— Directions for this task —
From the records below, pull each line that has "occurred".

— Raw records —
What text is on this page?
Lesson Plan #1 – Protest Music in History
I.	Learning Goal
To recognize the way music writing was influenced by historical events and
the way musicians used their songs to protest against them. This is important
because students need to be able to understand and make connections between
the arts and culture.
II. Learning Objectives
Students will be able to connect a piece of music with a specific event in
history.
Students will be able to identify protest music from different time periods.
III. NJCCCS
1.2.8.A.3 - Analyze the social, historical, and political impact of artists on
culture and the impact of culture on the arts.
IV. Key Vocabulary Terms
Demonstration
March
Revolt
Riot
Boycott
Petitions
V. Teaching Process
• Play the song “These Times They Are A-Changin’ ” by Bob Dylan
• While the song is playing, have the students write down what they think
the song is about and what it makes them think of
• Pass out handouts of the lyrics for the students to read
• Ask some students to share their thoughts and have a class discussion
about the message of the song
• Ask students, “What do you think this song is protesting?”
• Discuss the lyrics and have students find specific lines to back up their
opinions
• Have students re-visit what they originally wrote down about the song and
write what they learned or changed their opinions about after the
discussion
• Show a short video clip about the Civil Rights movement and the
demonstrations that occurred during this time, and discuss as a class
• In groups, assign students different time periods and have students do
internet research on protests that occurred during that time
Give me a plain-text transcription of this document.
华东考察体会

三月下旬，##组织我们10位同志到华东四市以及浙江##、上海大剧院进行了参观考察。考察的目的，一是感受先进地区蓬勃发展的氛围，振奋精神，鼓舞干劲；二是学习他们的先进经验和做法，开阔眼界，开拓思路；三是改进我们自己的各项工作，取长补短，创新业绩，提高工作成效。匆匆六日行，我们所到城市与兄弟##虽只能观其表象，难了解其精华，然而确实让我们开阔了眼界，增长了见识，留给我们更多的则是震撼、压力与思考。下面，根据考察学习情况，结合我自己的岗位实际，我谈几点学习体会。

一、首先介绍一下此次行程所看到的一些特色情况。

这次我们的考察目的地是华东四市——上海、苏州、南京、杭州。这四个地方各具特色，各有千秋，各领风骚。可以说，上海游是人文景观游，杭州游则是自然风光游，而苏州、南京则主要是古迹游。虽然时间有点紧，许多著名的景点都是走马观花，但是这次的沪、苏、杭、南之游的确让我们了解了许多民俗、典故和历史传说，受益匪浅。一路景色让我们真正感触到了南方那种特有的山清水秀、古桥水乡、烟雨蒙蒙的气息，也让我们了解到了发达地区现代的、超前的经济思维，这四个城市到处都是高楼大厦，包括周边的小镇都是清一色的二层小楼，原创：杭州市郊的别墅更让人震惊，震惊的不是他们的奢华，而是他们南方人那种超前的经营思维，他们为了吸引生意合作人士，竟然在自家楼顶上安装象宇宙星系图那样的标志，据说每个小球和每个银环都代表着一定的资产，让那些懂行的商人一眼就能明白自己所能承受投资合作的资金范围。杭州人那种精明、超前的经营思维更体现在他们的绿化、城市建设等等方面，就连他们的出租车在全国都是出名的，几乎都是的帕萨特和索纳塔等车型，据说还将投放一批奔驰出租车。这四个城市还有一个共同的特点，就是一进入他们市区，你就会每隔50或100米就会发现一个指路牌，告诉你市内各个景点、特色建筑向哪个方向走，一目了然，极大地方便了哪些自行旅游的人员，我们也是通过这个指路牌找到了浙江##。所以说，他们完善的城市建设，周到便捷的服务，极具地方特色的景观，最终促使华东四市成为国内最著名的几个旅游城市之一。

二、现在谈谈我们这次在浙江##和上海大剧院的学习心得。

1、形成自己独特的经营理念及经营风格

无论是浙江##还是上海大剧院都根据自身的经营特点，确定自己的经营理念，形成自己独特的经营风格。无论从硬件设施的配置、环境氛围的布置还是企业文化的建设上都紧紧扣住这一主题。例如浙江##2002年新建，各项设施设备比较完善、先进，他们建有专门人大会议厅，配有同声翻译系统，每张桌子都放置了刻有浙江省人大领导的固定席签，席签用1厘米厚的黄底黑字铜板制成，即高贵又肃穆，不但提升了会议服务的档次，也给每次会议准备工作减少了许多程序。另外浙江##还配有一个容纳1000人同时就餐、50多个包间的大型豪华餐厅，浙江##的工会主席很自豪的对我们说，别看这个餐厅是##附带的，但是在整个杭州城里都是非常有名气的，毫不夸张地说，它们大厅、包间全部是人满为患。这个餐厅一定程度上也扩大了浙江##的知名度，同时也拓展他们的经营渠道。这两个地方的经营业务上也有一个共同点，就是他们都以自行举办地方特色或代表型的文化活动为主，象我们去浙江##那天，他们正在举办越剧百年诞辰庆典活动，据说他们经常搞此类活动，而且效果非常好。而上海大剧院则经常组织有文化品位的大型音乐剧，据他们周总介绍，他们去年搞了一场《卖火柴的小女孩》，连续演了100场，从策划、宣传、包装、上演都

— Solution for this task —
demonstrations that occurred during this time, and discuss as a class
internet research on protests that occurred during that time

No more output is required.